=== Written exercise ===
Type the records out again in full, exactly.

[Begin Data lines]

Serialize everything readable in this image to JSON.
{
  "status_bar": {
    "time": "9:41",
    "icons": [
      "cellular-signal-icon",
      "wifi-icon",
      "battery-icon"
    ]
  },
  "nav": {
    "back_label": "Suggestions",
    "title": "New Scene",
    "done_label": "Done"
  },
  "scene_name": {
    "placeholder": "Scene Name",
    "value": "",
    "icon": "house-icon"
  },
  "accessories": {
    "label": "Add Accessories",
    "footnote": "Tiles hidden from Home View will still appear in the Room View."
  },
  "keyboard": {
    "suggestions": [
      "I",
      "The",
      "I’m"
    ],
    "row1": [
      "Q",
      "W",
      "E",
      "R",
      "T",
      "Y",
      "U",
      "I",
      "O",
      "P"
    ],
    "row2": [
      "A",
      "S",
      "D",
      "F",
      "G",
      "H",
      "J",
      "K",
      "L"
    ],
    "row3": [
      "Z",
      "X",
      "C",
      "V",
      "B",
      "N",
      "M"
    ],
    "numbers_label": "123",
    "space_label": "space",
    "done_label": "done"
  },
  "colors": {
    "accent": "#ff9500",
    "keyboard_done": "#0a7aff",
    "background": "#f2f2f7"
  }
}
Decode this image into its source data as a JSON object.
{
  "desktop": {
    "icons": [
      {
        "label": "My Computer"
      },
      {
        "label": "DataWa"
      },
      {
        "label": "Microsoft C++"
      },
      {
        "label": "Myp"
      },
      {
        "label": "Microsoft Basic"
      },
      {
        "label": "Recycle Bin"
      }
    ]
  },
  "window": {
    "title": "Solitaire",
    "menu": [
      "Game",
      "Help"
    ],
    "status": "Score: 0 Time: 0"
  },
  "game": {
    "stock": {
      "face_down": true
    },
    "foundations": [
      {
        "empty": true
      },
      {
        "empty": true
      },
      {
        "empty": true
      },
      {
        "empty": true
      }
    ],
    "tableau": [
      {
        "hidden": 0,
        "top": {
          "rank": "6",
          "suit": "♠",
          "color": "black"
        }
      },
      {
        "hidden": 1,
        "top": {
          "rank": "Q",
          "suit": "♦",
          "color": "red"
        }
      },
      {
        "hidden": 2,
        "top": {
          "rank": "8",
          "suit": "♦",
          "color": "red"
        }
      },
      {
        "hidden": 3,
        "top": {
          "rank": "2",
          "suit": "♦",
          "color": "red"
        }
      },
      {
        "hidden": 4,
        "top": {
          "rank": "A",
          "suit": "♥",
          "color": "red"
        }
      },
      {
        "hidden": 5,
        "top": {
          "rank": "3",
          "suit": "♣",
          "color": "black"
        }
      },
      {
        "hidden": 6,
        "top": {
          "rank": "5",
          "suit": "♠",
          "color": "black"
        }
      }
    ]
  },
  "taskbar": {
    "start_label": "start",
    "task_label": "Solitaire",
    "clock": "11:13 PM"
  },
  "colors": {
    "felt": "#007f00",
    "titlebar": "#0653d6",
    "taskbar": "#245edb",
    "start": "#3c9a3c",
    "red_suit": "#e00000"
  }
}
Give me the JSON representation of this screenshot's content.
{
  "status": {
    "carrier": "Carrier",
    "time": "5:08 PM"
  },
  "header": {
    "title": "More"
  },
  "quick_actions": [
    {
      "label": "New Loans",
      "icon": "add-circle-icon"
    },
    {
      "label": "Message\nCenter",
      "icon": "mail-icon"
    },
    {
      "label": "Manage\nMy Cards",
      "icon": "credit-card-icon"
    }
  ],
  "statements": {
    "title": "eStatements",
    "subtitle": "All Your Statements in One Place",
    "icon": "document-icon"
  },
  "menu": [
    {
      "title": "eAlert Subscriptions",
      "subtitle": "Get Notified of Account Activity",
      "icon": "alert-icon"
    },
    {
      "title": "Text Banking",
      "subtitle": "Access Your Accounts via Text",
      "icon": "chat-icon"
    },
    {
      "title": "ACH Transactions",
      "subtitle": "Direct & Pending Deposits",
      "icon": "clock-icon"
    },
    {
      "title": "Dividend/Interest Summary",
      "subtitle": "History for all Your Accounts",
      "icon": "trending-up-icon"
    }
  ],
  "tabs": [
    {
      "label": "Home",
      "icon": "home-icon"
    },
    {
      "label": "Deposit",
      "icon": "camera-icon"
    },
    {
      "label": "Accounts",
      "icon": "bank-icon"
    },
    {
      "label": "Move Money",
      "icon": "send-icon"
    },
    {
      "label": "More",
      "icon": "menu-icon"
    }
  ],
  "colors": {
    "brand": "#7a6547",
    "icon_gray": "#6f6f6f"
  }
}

[End Data lines]

=== Solution to this exercise ===
Serialize everything readable in this image to JSON.
{
  "status_bar": {
    "time": "9:41",
    "icons": [
      "cellular-signal-icon",
      "wifi-icon",
      "battery-icon"
    ]
  },
  "nav": {
    "back_label": "Suggestions",
    "title": "New Scene",
    "done_label": "Done"
  },
  "scene_name": {
    "placeholder": "Scene Name",
    "value": "",
    "icon": "house-icon"
  },
  "accessories": {
    "label": "Add Accessories",
    "footnote": "Tiles hidden from Home View will still appear in the Room View."
  },
  "keyboard": {
    "suggestions": [
      "I",
      "The",
      "I’m"
    ],
    "row1": [
      "Q",
      "W",
      "E",
      "R",
      "T",
      "Y",
      "U",
      "I",
      "O",
      "P"
    ],
    "row2": [
      "A",
      "S",
      "D",
      "F",
      "G",
      "H",
      "J",
      "K",
      "L"
    ],
    "row3": [
      "Z",
      "X",
      "C",
      "V",
      "B",
      "N",
      "M"
    ],
    "numbers_label": "123",
    "space_label": "space",
    "done_label": "done"
  },
  "colors": {
    "accent": "#ff9500",
    "keyboard_done": "#0a7aff",
    "background": "#f2f2f7"
  }
}
Decode this image into its source data as a JSON object.
{
  "desktop": {
    "icons": [
      {
        "label": "My Computer"
      },
      {
        "label": "DataWa"
      },
      {
        "label": "Microsoft C++"
      },
      {
        "label": "Myp"
      },
      {
        "label": "Microsoft Basic"
      },
      {
        "label": "Recycle Bin"
      }
    ]
  },
  "window": {
    "title": "Solitaire",
    "menu": [
      "Game",
      "Help"
    ],
    "status": "Score: 0 Time: 0"
  },
  "game": {
    "stock": {
      "face_down": true
    },
    "foundations": [
      {
        "empty": true
      },
      {
        "empty": true
      },
      {
        "empty": true
      },
      {
        "empty": true
      }
    ],
    "tableau": [
      {
        "hidden": 0,
        "top": {
          "rank": "6",
          "suit": "♠",
          "color": "black"
        }
      },
      {
        "hidden": 1,
        "top": {
          "rank": "Q",
          "suit": "♦",
          "color": "red"
        }
      },
      {
        "hidden": 2,
        "top": {
          "rank": "8",
          "suit": "♦",
          "color": "red"
        }
      },
      {
        "hidden": 3,
        "top": {
          "rank": "2",
          "suit": "♦",
          "color": "red"
        }
      },
      {
        "hidden": 4,
        "top": {
          "rank": "A",
          "suit": "♥",
          "color": "red"
        }
      },
      {
        "hidden": 5,
        "top": {
          "rank": "3",
          "suit": "♣",
          "color": "black"
        }
      },
      {
        "hidden": 6,
        "top": {
          "rank": "5",
          "suit": "♠",
          "color": "black"
        }
      }
    ]
  },
  "taskbar": {
    "start_label": "start",
    "task_label": "Solitaire",
    "clock": "11:13 PM"
  },
  "colors": {
    "felt": "#007f00",
    "titlebar": "#0653d6",
    "taskbar": "#245edb",
    "start": "#3c9a3c",
    "red_suit": "#e00000"
  }
}
Give me the JSON representation of this screenshot's content.
{
  "status": {
    "carrier": "Carrier",
    "time": "5:08 PM"
  },
  "header": {
    "title": "More"
  },
  "quick_actions": [
    {
      "label": "New Loans",
      "icon": "add-circle-icon"
    },
    {
      "label": "Message\nCenter",
      "icon": "mail-icon"
    },
    {
      "label": "Manage\nMy Cards",
      "icon": "credit-card-icon"
    }
  ],
  "statements": {
    "title": "eStatements",
    "subtitle": "All Your Statements in One Place",
    "icon": "document-icon"
  },
  "menu": [
    {
      "title": "eAlert Subscriptions",
      "subtitle": "Get Notified of Account Activity",
      "icon": "alert-icon"
    },
    {
      "title": "Text Banking",
      "subtitle": "Access Your Accounts via Text",
      "icon": "chat-icon"
    },
    {
      "title": "ACH Transactions",
      "subtitle": "Direct & Pending Deposits",
      "icon": "clock-icon"
    },
    {
      "title": "Dividend/Interest Summary",
      "subtitle": "History for all Your Accounts",
      "icon": "trending-up-icon"
    }
  ],
  "tabs": [
    {
      "label": "Home",
      "icon": "home-icon"
    },
    {
      "label": "Deposit",
      "icon": "camera-icon"
    },
    {
      "label": "Accounts",
      "icon": "bank-icon"
    },
    {
      "label": "Move Money",
      "icon": "send-icon"
    },
    {
      "label": "More",
      "icon": "menu-icon"
    }
  ],
  "colors": {
    "brand": "#7a6547",
    "icon_gray": "#6f6f6f"
  }
}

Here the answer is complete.